• GIVEN PROBLEM
Reproduce word for word the lines of the entries below that run from the line containing "Patent image size: (994, 586)." through the line containing "The material holding unit base 200", with both of those lines included.

• ROWS
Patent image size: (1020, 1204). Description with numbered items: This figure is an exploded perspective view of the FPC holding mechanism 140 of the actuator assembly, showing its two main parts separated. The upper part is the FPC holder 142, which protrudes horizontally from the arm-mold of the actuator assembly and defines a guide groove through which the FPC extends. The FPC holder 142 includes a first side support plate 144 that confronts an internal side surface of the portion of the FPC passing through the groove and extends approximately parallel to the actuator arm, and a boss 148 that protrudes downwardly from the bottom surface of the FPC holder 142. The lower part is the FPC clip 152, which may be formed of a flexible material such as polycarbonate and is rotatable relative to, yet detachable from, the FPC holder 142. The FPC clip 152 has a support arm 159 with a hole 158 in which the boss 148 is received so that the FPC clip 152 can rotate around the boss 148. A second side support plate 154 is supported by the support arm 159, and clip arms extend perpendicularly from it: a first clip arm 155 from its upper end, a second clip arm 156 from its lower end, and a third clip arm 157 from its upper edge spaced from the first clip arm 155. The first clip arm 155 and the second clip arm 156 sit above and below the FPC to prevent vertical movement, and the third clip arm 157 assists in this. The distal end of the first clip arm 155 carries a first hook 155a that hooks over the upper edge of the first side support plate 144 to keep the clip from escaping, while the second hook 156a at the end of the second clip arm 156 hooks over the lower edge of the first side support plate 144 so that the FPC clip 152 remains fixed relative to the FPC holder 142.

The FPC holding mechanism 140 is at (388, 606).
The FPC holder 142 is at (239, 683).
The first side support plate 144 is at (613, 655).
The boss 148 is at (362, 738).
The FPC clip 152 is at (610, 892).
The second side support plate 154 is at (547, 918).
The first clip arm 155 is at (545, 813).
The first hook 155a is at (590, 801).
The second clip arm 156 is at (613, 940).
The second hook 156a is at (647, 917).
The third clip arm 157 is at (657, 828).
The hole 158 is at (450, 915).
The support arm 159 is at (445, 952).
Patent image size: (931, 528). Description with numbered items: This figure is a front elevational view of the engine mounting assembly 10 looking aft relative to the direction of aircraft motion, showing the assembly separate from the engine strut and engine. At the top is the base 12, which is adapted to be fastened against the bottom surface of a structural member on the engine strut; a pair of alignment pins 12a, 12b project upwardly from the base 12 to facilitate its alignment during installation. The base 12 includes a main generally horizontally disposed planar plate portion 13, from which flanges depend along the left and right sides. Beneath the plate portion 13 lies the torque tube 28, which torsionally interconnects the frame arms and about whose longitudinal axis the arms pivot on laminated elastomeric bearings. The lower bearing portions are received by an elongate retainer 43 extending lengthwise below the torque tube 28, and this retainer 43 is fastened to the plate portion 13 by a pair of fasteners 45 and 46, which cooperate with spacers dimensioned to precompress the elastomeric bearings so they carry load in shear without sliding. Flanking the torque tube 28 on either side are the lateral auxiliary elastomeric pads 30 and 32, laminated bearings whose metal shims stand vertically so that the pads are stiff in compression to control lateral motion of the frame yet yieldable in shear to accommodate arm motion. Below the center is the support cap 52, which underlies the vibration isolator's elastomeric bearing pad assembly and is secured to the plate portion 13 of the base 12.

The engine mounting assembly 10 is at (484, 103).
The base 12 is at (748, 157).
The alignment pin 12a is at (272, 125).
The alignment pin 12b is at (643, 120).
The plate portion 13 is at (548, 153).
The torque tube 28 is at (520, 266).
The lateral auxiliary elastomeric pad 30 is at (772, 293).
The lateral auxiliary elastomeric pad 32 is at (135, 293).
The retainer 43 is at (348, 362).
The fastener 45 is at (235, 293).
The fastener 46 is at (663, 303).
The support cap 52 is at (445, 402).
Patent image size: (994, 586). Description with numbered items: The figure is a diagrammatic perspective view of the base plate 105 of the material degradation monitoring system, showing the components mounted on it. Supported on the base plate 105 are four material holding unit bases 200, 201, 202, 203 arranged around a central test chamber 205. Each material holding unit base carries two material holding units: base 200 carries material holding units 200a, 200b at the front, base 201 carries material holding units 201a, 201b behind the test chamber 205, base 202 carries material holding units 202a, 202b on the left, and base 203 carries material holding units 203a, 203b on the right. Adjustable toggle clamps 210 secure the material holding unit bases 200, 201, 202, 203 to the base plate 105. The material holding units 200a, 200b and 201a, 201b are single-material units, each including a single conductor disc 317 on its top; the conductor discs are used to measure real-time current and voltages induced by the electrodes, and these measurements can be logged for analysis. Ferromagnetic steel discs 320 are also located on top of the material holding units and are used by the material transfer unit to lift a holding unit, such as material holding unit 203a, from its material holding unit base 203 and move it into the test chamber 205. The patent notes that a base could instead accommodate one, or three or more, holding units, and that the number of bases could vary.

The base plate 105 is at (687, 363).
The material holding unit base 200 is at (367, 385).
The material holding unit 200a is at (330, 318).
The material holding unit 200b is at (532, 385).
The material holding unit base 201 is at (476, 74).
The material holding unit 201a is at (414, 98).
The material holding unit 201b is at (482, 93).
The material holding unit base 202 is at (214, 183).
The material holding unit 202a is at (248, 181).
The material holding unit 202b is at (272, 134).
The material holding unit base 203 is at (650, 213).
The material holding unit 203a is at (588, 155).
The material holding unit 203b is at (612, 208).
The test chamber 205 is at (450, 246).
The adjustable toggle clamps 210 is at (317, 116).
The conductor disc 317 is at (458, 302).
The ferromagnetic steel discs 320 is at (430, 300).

• SOLUTION FOR THIS PROBLEM
Patent image size: (994, 586). Description with numbered items: The figure is a diagrammatic perspective view of the base plate 105 of the material degradation monitoring system, showing the components mounted on it. Supported on the base plate 105 are four material holding unit bases 200, 201, 202, 203 arranged around a central test chamber 205. Each material holding unit base carries two material holding units: base 200 carries material holding units 200a, 200b at the front, base 201 carries material holding units 201a, 201b behind the test chamber 205, base 202 carries material holding units 202a, 202b on the left, and base 203 carries material holding units 203a, 203b on the right. Adjustable toggle clamps 210 secure the material holding unit bases 200, 201, 202, 203 to the base plate 105. The material holding units 200a, 200b and 201a, 201b are single-material units, each including a single conductor disc 317 on its top; the conductor discs are used to measure real-time current and voltages induced by the electrodes, and these measurements can be logged for analysis. Ferromagnetic steel discs 320 are also located on top of the material holding units and are used by the material transfer unit to lift a holding unit, such as material holding unit 203a, from its material holding unit base 203 and move it into the test chamber 205. The patent notes that a base could instead accommodate one, or three or more, holding units, and that the number of bases could vary.

The base plate 105 is at (687, 363).
The material holding unit base 200 is at (367, 385).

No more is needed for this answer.